*Goal of the exercise*. All of the data below must be repeated exactly.

*Data entries for graphics*.
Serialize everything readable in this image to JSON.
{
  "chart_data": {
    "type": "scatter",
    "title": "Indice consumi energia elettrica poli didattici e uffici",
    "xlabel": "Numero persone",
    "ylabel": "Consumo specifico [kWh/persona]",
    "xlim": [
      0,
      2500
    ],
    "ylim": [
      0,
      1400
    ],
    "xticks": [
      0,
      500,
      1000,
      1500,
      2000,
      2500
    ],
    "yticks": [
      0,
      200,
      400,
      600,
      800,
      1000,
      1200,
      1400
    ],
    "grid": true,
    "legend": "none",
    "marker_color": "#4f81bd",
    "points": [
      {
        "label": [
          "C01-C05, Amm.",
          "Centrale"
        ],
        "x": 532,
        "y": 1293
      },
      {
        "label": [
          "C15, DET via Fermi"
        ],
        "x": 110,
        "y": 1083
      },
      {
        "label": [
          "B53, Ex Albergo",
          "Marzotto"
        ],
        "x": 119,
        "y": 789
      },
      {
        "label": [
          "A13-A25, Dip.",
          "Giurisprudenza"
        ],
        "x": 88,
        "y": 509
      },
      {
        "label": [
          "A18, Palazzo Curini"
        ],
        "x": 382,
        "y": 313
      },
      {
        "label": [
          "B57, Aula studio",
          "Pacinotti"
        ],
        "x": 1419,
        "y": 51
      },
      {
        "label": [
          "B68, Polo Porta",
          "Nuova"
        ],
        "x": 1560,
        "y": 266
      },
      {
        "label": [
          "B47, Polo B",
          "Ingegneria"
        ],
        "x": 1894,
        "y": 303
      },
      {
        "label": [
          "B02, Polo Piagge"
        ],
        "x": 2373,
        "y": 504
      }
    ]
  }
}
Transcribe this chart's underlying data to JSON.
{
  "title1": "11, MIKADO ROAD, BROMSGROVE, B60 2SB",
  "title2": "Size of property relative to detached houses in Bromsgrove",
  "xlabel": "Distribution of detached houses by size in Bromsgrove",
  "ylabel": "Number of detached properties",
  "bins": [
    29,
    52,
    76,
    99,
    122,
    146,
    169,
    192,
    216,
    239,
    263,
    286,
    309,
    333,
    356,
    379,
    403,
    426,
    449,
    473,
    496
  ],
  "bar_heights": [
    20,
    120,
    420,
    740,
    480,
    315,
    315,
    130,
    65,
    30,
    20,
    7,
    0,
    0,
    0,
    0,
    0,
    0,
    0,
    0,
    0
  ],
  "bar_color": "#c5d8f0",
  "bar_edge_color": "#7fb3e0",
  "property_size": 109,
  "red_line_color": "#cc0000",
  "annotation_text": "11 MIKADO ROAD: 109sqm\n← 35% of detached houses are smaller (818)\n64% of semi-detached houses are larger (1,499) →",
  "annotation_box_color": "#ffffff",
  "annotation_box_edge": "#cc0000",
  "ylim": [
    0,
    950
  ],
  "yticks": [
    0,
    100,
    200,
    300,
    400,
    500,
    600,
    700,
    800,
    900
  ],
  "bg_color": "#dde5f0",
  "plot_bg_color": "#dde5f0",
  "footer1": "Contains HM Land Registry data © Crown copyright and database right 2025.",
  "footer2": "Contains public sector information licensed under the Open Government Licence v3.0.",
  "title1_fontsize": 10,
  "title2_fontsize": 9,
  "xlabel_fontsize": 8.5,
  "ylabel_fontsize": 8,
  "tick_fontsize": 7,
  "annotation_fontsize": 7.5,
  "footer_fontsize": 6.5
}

*Final result*.
Serialize everything readable in this image to JSON.
{
  "chart_data": {
    "type": "scatter",
    "title": "Indice consumi energia elettrica poli didattici e uffici",
    "xlabel": "Numero persone",
    "ylabel": "Consumo specifico [kWh/persona]",
    "xlim": [
      0,
      2500
    ],
    "ylim": [
      0,
      1400
    ],
    "xticks": [
      0,
      500,
      1000,
      1500,
      2000,
      2500
    ],
    "yticks": [
      0,
      200,
      400,
      600,
      800,
      1000,
      1200,
      1400
    ],
    "grid": true,
    "legend": "none",
    "marker_color": "#4f81bd",
    "points": [
      {
        "label": [
          "C01-C05, Amm.",
          "Centrale"
        ],
        "x": 532,
        "y": 1293
      },
      {
        "label": [
          "C15, DET via Fermi"
        ],
        "x": 110,
        "y": 1083
      },
      {
        "label": [
          "B53, Ex Albergo",
          "Marzotto"
        ],
        "x": 119,
        "y": 789
      },
      {
        "label": [
          "A13-A25, Dip.",
          "Giurisprudenza"
        ],
        "x": 88,
        "y": 509
      },
      {
        "label": [
          "A18, Palazzo Curini"
        ],
        "x": 382,
        "y": 313
      },
      {
        "label": [
          "B57, Aula studio",
          "Pacinotti"
        ],
        "x": 1419,
        "y": 51
      },
      {
        "label": [
          "B68, Polo Porta",
          "Nuova"
        ],
        "x": 1560,
        "y": 266
      },
      {
        "label": [
          "B47, Polo B",
          "Ingegneria"
        ],
        "x": 1894,
        "y": 303
      },
      {
        "label": [
          "B02, Polo Piagge"
        ],
        "x": 2373,
        "y": 504
      }
    ]
  }
}
Transcribe this chart's underlying data to JSON.
{
  "title1": "11, MIKADO ROAD, BROMSGROVE, B60 2SB",
  "title2": "Size of property relative to detached houses in Bromsgrove",
  "xlabel": "Distribution of detached houses by size in Bromsgrove",
  "ylabel": "Number of detached properties",
  "bins": [
    29,
    52,
    76,
    99,
    122,
    146,
    169,
    192,
    216,
    239,
    263,
    286,
    309,
    333,
    356,
    379,
    403,
    426,
    449,
    473,
    496
  ],
  "bar_heights": [
    20,
    120,
    420,
    740,
    480,
    315,
    315,
    130,
    65,
    30,
    20,
    7,
    0,
    0,
    0,
    0,
    0,
    0,
    0,
    0,
    0
  ],
  "bar_color": "#c5d8f0",
  "bar_edge_color": "#7fb3e0",
  "property_size": 109,
  "red_line_color": "#cc0000",
  "annotation_text": "11 MIKADO ROAD: 109sqm\n← 35% of detached houses are smaller (818)\n64% of semi-detached houses are larger (1,499) →",
  "annotation_box_color": "#ffffff",
  "annotation_box_edge": "#cc0000",
  "ylim": [
    0,
    950
  ],
  "yticks": [
    0,
    100,
    200,
    300,
    400,
    500,
    600,
    700,
    800,
    900
  ],
  "bg_color": "#dde5f0",
  "plot_bg_color": "#dde5f0",
  "footer1": "Contains HM Land Registry data © Crown copyright and database right 2025.",
  "footer2": "Contains public sector information licensed under the Open Government Licence v3.0.",
  "title1_fontsize": 10,
  "title2_fontsize": 9,
  "xlabel_fontsize": 8.5,
  "ylabel_fontsize": 8,
  "tick_fontsize": 7,
  "annotation_fontsize": 7.5,
  "footer_fontsize": 6.5
}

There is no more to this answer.